▶ [Data provided]
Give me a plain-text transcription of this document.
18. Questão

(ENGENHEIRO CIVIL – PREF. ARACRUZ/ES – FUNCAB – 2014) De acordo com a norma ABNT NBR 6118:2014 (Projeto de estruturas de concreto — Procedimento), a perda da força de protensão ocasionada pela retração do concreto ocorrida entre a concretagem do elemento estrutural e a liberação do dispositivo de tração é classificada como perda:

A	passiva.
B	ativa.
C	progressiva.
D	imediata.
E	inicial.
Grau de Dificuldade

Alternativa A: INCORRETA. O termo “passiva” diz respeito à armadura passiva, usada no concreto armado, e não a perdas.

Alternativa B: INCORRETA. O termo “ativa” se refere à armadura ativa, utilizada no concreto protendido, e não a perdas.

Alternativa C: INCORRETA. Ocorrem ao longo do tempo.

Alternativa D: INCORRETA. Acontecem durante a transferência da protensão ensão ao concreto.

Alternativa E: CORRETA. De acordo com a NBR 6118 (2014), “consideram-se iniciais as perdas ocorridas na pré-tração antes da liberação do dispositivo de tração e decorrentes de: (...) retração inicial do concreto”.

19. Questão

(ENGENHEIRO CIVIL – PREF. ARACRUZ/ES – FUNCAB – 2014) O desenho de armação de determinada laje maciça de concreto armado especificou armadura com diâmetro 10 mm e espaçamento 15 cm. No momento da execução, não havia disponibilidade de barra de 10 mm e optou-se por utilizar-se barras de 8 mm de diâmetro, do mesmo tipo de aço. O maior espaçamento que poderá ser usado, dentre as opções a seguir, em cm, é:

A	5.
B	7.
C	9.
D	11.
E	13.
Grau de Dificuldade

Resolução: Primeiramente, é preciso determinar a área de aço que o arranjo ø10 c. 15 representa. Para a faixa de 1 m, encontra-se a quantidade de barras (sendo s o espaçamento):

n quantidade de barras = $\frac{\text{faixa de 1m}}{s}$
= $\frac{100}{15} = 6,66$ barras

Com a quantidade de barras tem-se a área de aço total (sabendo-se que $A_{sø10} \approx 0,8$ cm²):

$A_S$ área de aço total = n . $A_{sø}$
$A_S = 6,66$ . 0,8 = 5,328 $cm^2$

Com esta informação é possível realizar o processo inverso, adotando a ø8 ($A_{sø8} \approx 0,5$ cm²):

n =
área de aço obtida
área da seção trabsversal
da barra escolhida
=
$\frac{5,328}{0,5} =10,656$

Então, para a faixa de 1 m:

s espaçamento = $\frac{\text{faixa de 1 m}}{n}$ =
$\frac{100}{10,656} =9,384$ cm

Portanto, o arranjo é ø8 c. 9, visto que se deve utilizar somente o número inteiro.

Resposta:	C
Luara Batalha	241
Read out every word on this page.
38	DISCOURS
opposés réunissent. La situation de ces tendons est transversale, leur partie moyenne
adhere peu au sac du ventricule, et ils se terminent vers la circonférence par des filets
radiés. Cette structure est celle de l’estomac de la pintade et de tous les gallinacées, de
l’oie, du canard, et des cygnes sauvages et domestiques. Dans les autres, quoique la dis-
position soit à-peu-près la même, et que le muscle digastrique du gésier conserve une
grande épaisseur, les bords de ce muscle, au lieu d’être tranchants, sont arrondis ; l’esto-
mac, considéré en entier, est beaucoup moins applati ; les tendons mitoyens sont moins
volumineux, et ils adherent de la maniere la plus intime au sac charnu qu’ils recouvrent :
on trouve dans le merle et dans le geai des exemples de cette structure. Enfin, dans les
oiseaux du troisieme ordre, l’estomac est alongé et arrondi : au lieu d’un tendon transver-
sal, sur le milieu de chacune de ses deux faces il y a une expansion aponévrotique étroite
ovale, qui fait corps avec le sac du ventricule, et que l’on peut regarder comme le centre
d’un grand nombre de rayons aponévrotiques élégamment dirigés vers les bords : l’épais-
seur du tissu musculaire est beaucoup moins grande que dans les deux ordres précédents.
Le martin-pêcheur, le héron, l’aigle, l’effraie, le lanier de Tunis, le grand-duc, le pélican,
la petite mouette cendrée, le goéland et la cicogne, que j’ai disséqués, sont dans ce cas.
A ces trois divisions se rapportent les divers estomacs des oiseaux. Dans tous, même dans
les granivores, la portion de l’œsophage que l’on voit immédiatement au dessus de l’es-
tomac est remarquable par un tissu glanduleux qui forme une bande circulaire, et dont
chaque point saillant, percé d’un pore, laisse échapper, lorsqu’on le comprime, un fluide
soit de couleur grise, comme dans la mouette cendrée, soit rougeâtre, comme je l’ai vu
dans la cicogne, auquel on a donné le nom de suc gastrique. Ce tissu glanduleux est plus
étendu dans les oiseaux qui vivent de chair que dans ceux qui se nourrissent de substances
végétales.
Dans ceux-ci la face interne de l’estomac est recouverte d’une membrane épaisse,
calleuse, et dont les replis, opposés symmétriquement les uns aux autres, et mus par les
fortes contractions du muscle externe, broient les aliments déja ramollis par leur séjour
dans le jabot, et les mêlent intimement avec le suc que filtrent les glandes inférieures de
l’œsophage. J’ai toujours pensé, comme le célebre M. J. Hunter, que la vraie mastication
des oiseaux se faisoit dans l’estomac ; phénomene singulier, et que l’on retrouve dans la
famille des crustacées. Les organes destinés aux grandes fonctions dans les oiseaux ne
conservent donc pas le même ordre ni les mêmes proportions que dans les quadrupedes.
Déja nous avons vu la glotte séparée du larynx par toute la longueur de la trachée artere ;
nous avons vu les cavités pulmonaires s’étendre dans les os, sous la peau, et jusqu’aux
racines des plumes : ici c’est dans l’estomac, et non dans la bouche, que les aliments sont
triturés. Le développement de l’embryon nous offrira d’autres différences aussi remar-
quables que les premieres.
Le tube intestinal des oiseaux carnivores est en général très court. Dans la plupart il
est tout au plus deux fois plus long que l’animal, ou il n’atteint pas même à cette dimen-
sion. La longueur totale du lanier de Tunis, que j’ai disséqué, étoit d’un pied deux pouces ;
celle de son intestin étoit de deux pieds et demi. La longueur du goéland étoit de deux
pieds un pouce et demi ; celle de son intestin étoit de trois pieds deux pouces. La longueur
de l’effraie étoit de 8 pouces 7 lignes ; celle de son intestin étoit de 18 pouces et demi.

▶ [Work required]
Give the count of lines that hold the word "dont", with nothing added.

▶ [Problem solution]
2